━━━ Material for this task ━━━

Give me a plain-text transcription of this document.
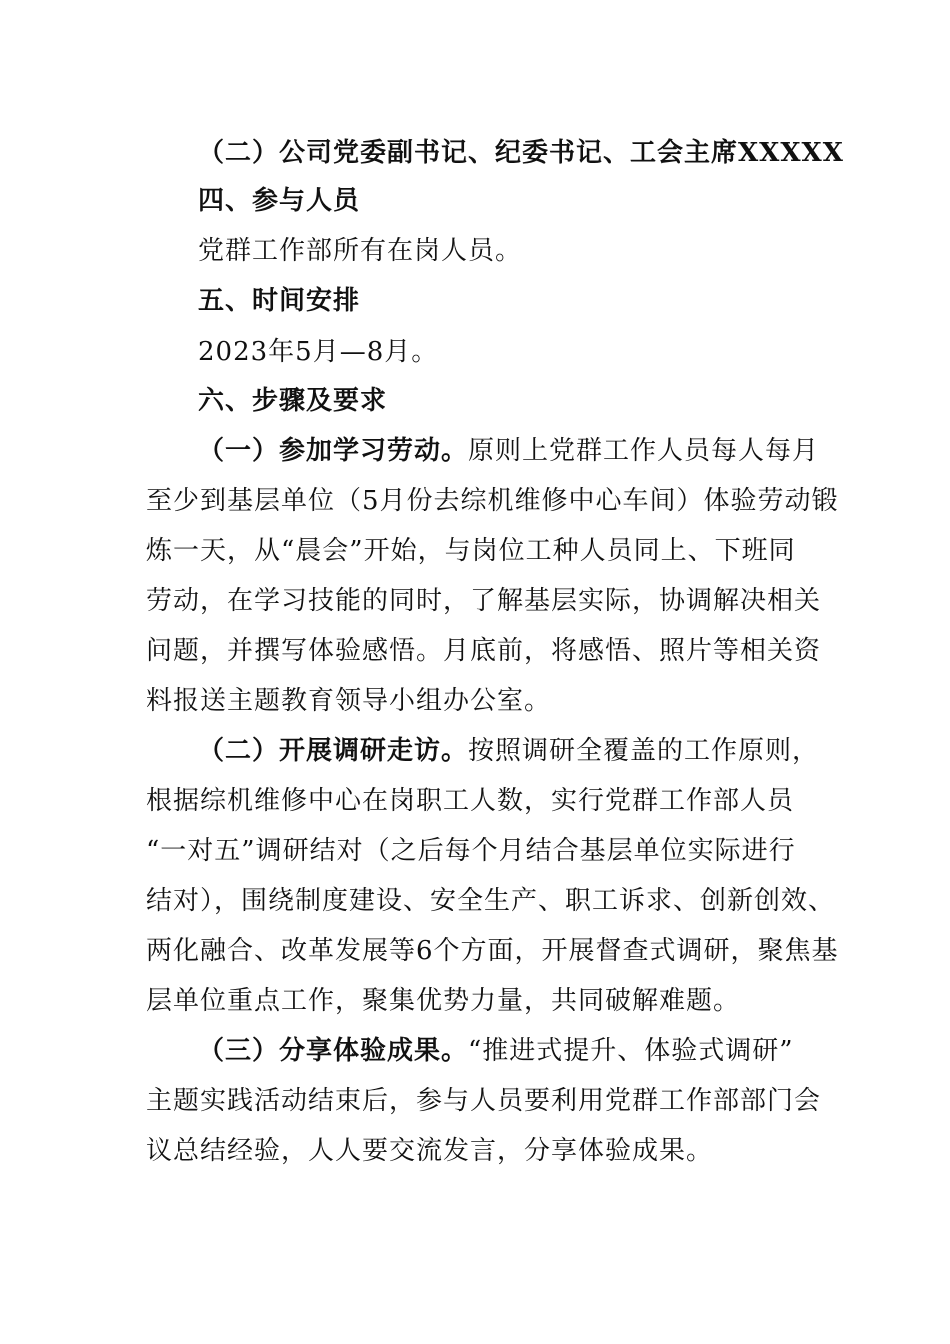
（二）公司党委副书记、纪委书记、工会主席XXXXX
四、参与人员
党群工作部所有在岗人员。
五、时间安排
2023年5月—8月。
六、步骤及要求
（一）参加学习劳动。原则上党群工作人员每人每月
至少到基层单位（5月份去综机维修中心车间）体验劳动锻
炼一天，从“晨会”开始，与岗位工种人员同上、下班同
劳动，在学习技能的同时，了解基层实际，协调解决相关
问题，并撰写体验感悟。月底前，将感悟、照片等相关资
料报送主题教育领导小组办公室。
（二）开展调研走访。按照调研全覆盖的工作原则，
根据综机维修中心在岗职工人数，实行党群工作部人员
“一对五”调研结对（之后每个月结合基层单位实际进行
结对），围绕制度建设、安全生产、职工诉求、创新创效、
两化融合、改革发展等6个方面，开展督查式调研，聚焦基
层单位重点工作，聚集优势力量，共同破解难题。
（三）分享体验成果。“推进式提升、体验式调研”
主题实践活动结束后，参与人员要利用党群工作部部门会
议总结经验，人人要交流发言，分享体验成果。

━━━

Set problem:
Copy out every line of the listing that contains the string "分享体验成果".

Response below:
（三）分享体验成果。“推进式提升、体验式调研”
议总结经验，人人要交流发言，分享体验成果。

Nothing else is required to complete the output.